▶ [Request]
In the following material, identify every line holding the string "type" and return it.

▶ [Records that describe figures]
====

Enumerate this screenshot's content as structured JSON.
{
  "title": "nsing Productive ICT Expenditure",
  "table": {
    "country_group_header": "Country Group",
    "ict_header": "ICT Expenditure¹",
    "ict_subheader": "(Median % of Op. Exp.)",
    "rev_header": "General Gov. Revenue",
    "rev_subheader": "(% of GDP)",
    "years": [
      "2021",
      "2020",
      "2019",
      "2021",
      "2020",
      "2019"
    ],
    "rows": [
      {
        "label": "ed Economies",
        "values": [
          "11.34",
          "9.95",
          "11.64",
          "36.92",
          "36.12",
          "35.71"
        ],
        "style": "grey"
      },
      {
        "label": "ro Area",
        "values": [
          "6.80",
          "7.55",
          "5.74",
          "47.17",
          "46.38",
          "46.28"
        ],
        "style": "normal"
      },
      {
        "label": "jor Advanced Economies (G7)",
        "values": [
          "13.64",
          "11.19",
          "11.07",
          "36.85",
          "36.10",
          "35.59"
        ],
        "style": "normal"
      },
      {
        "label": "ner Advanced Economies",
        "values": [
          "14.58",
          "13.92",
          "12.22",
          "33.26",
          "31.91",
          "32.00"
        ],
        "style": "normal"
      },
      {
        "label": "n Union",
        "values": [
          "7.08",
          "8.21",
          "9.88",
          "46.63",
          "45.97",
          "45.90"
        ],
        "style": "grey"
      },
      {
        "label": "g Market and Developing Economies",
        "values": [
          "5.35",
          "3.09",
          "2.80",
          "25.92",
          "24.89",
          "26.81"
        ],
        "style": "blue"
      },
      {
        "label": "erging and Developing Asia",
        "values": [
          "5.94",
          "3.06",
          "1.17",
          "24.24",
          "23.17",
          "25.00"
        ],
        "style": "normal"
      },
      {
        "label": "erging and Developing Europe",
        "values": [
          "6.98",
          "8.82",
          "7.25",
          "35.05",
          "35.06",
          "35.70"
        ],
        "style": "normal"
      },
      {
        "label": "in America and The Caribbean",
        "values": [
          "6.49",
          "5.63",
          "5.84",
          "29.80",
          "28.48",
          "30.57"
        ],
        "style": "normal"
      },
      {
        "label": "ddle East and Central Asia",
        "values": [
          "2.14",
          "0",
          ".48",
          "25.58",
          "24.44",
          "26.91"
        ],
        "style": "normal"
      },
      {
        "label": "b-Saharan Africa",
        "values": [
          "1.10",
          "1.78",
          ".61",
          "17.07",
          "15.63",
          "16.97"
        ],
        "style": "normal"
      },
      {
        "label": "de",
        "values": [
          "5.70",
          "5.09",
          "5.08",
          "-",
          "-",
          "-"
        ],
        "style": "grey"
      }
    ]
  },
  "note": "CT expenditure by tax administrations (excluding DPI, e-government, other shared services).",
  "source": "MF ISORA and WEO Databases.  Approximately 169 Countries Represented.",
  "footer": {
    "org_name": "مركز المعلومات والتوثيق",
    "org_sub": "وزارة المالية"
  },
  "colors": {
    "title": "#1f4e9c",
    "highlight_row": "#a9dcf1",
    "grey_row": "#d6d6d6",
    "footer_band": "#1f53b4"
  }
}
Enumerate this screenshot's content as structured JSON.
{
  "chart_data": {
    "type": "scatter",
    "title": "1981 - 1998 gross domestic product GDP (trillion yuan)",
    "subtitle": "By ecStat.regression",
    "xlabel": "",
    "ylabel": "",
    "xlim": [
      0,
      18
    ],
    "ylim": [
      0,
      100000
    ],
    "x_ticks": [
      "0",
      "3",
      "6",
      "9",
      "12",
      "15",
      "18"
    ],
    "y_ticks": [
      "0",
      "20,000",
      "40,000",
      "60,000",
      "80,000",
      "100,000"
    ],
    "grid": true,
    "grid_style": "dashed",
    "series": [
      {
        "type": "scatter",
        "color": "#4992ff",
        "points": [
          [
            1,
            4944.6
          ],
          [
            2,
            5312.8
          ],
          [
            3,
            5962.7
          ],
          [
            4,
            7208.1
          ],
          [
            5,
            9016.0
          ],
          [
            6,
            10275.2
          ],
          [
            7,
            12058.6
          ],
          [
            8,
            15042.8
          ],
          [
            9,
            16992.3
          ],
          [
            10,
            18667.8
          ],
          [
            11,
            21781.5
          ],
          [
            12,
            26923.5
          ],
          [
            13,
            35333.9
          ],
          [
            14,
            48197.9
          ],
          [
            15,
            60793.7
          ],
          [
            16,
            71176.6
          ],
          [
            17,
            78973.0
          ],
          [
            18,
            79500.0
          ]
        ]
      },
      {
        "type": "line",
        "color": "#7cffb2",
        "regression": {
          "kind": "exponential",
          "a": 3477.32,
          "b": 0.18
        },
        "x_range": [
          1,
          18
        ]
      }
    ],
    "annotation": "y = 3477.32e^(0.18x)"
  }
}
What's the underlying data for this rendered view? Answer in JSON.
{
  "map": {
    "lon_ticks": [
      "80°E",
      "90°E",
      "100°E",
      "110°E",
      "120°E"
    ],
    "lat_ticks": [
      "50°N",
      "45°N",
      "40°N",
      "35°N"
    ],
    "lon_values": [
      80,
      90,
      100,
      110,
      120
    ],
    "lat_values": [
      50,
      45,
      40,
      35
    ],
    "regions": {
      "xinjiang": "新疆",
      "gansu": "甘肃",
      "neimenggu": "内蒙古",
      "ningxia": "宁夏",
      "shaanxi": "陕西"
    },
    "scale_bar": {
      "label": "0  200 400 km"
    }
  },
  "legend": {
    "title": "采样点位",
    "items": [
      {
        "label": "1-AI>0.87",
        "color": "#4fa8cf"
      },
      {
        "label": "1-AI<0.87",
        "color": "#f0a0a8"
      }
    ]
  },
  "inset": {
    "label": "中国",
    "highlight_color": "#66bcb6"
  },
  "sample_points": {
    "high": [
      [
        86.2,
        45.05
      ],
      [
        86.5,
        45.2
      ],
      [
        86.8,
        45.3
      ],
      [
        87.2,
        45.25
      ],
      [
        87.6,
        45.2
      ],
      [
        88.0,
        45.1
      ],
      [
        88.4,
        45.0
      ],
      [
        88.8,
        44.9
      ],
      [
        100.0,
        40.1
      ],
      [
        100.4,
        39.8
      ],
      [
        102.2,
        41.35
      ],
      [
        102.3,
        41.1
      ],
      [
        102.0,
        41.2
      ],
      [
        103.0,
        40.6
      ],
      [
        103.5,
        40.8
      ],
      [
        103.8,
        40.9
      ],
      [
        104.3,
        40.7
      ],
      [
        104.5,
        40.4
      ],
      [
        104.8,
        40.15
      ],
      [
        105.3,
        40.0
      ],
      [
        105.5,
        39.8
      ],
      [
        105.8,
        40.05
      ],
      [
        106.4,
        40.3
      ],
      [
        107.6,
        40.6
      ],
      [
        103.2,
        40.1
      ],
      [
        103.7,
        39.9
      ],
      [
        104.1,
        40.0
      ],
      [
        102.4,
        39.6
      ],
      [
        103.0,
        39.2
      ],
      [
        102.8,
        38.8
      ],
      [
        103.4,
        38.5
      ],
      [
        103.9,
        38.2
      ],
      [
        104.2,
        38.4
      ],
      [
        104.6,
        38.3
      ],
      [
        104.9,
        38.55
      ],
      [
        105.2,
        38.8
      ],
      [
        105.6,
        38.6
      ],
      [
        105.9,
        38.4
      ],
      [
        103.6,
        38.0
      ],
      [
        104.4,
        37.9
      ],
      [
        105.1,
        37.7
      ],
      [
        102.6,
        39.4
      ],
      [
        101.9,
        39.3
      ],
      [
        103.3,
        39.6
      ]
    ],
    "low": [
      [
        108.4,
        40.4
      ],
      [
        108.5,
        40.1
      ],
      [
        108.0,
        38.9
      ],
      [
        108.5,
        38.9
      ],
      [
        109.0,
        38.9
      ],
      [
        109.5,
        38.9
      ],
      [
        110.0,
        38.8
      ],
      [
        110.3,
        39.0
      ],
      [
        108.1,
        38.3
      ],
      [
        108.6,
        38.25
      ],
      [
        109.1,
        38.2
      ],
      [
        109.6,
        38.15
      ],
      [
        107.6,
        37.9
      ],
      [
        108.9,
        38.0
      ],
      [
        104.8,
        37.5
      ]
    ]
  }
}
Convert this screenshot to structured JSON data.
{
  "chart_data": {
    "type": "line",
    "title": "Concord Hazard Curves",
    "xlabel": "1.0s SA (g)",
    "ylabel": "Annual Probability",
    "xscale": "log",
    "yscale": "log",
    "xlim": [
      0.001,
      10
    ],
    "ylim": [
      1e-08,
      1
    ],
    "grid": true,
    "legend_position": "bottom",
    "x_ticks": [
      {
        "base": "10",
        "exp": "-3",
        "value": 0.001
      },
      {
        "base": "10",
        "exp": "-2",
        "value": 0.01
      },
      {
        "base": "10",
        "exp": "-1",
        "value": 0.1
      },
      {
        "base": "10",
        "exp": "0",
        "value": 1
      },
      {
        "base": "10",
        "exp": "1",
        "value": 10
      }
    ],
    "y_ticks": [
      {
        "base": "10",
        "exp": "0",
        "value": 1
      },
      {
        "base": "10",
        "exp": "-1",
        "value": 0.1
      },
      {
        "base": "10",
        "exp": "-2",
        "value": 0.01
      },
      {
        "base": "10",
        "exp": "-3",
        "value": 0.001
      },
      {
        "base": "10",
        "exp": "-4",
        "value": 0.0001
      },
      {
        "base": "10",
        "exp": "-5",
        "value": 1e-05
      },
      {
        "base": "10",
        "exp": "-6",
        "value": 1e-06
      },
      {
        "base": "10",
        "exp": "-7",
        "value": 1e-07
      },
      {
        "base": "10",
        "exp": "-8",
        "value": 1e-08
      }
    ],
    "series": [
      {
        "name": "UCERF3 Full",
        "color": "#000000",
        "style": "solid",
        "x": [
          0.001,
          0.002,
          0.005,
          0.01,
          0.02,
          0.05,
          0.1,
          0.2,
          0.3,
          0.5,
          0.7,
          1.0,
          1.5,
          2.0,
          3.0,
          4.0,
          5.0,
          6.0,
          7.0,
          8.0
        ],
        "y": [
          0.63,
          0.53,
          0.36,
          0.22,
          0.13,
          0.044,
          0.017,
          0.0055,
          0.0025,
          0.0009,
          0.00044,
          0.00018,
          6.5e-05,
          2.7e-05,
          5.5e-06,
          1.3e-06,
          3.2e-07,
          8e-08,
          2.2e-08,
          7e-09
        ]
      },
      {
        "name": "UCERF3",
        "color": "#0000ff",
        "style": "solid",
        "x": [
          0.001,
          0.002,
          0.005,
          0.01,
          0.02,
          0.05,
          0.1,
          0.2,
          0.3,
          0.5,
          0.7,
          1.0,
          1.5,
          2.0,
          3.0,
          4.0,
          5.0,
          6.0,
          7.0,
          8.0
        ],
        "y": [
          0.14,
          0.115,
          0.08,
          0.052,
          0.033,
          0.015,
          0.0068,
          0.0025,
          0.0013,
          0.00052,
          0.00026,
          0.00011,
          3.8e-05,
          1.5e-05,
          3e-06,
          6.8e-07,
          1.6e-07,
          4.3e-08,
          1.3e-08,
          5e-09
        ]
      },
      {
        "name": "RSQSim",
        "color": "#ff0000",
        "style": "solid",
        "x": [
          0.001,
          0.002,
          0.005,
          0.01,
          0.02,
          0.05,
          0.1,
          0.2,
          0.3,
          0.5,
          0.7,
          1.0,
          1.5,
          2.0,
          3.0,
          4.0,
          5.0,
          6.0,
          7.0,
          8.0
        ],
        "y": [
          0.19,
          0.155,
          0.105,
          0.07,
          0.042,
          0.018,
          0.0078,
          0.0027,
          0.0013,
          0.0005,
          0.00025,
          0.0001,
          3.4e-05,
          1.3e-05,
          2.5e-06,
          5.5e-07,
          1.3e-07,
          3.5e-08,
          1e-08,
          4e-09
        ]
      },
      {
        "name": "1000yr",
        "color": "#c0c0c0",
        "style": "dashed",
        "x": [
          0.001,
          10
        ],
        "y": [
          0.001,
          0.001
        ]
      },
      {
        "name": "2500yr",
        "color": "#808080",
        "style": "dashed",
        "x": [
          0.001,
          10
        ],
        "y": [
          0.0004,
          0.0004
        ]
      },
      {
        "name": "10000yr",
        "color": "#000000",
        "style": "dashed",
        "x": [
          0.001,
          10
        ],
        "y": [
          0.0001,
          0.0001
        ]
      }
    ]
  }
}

====

▶ [Problem solution]
    "type": "scatter",
        "type": "scatter",
        "type": "line",
    "type": "line",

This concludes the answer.